[Request]: Restate the entries below word for word, omitting nothing.

[Working data]:
/---
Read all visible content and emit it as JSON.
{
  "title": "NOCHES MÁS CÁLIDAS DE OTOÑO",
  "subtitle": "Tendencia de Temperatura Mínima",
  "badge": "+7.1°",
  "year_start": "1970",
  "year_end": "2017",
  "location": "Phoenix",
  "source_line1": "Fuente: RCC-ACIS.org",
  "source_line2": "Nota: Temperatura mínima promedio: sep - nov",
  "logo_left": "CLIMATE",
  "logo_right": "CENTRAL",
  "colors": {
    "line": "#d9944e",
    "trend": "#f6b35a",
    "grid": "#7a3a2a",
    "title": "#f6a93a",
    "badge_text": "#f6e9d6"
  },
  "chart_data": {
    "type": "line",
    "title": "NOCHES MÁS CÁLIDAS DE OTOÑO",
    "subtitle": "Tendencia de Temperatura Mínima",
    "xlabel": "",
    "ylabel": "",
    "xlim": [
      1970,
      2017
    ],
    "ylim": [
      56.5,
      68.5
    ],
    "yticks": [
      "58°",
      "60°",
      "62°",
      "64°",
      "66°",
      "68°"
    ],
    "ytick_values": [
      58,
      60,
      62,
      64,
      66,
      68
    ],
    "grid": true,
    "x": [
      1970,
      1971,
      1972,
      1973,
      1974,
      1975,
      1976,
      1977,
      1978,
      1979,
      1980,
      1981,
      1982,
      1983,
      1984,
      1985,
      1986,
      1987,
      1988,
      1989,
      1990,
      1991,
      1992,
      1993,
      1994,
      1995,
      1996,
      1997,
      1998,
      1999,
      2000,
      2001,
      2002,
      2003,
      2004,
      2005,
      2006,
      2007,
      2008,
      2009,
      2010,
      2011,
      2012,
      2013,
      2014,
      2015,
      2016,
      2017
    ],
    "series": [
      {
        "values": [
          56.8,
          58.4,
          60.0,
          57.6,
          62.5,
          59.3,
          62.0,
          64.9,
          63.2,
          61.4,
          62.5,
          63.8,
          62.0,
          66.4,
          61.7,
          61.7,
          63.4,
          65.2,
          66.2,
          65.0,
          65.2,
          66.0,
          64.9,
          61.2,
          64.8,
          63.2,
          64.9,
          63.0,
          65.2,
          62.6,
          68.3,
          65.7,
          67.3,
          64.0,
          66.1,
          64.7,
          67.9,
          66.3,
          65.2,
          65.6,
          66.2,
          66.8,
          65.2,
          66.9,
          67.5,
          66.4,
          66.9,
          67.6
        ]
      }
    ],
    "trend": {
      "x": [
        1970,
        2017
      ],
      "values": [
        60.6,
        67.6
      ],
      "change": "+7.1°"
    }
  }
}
\---
[Answer]:
Read all visible content and emit it as JSON.
{
  "title": "NOCHES MÁS CÁLIDAS DE OTOÑO",
  "subtitle": "Tendencia de Temperatura Mínima",
  "badge": "+7.1°",
  "year_start": "1970",
  "year_end": "2017",
  "location": "Phoenix",
  "source_line1": "Fuente: RCC-ACIS.org",
  "source_line2": "Nota: Temperatura mínima promedio: sep - nov",
  "logo_left": "CLIMATE",
  "logo_right": "CENTRAL",
  "colors": {
    "line": "#d9944e",
    "trend": "#f6b35a",
    "grid": "#7a3a2a",
    "title": "#f6a93a",
    "badge_text": "#f6e9d6"
  },
  "chart_data": {
    "type": "line",
    "title": "NOCHES MÁS CÁLIDAS DE OTOÑO",
    "subtitle": "Tendencia de Temperatura Mínima",
    "xlabel": "",
    "ylabel": "",
    "xlim": [
      1970,
      2017
    ],
    "ylim": [
      56.5,
      68.5
    ],
    "yticks": [
      "58°",
      "60°",
      "62°",
      "64°",
      "66°",
      "68°"
    ],
    "ytick_values": [
      58,
      60,
      62,
      64,
      66,
      68
    ],
    "grid": true,
    "x": [
      1970,
      1971,
      1972,
      1973,
      1974,
      1975,
      1976,
      1977,
      1978,
      1979,
      1980,
      1981,
      1982,
      1983,
      1984,
      1985,
      1986,
      1987,
      1988,
      1989,
      1990,
      1991,
      1992,
      1993,
      1994,
      1995,
      1996,
      1997,
      1998,
      1999,
      2000,
      2001,
      2002,
      2003,
      2004,
      2005,
      2006,
      2007,
      2008,
      2009,
      2010,
      2011,
      2012,
      2013,
      2014,
      2015,
      2016,
      2017
    ],
    "series": [
      {
        "values": [
          56.8,
          58.4,
          60.0,
          57.6,
          62.5,
          59.3,
          62.0,
          64.9,
          63.2,
          61.4,
          62.5,
          63.8,
          62.0,
          66.4,
          61.7,
          61.7,
          63.4,
          65.2,
          66.2,
          65.0,
          65.2,
          66.0,
          64.9,
          61.2,
          64.8,
          63.2,
          64.9,
          63.0,
          65.2,
          62.6,
          68.3,
          65.7,
          67.3,
          64.0,
          66.1,
          64.7,
          67.9,
          66.3,
          65.2,
          65.6,
          66.2,
          66.8,
          65.2,
          66.9,
          67.5,
          66.4,
          66.9,
          67.6
        ]
      }
    ],
    "trend": {
      "x": [
        1970,
        2017
      ],
      "values": [
        60.6,
        67.6
      ],
      "change": "+7.1°"
    }
  }
}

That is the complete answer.